+++ SUPPLIED DATA

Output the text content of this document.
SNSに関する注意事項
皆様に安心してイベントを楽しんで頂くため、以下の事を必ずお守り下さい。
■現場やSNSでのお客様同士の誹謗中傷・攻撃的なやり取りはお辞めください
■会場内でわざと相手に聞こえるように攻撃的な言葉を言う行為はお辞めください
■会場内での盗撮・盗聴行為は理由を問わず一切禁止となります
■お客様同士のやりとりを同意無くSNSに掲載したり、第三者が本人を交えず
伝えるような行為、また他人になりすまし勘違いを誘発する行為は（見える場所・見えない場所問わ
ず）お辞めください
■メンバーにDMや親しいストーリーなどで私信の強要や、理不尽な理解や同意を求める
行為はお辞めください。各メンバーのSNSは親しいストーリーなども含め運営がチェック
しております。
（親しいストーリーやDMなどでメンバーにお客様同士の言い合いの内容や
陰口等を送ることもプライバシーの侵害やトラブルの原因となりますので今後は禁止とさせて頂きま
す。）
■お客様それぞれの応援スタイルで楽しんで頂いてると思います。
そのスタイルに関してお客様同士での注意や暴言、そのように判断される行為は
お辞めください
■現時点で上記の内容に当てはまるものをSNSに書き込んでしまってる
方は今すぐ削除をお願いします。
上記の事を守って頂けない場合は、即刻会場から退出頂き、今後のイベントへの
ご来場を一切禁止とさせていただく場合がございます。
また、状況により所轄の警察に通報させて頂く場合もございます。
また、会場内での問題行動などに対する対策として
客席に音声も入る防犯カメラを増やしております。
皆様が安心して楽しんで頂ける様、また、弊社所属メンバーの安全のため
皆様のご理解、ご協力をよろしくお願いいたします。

++++++

> CHALLENGE:
Type the whole listing again, unaltered.

> SOLUTION TO THIS PROBLEM:
Output the text content of this document.
SNSに関する注意事項
皆様に安心してイベントを楽しんで頂くため、以下の事を必ずお守り下さい。
■現場やSNSでのお客様同士の誹謗中傷・攻撃的なやり取りはお辞めください
■会場内でわざと相手に聞こえるように攻撃的な言葉を言う行為はお辞めください
■会場内での盗撮・盗聴行為は理由を問わず一切禁止となります
■お客様同士のやりとりを同意無くSNSに掲載したり、第三者が本人を交えず
伝えるような行為、また他人になりすまし勘違いを誘発する行為は（見える場所・見えない場所問わ
ず）お辞めください
■メンバーにDMや親しいストーリーなどで私信の強要や、理不尽な理解や同意を求める
行為はお辞めください。各メンバーのSNSは親しいストーリーなども含め運営がチェック
しております。
（親しいストーリーやDMなどでメンバーにお客様同士の言い合いの内容や
陰口等を送ることもプライバシーの侵害やトラブルの原因となりますので今後は禁止とさせて頂きま
す。）
■お客様それぞれの応援スタイルで楽しんで頂いてると思います。
そのスタイルに関してお客様同士での注意や暴言、そのように判断される行為は
お辞めください
■現時点で上記の内容に当てはまるものをSNSに書き込んでしまってる
方は今すぐ削除をお願いします。
上記の事を守って頂けない場合は、即刻会場から退出頂き、今後のイベントへの
ご来場を一切禁止とさせていただく場合がございます。
また、状況により所轄の警察に通報させて頂く場合もございます。
また、会場内での問題行動などに対する対策として
客席に音声も入る防犯カメラを増やしております。
皆様が安心して楽しんで頂ける様、また、弊社所属メンバーの安全のため
皆様のご理解、ご協力をよろしくお願いいたします。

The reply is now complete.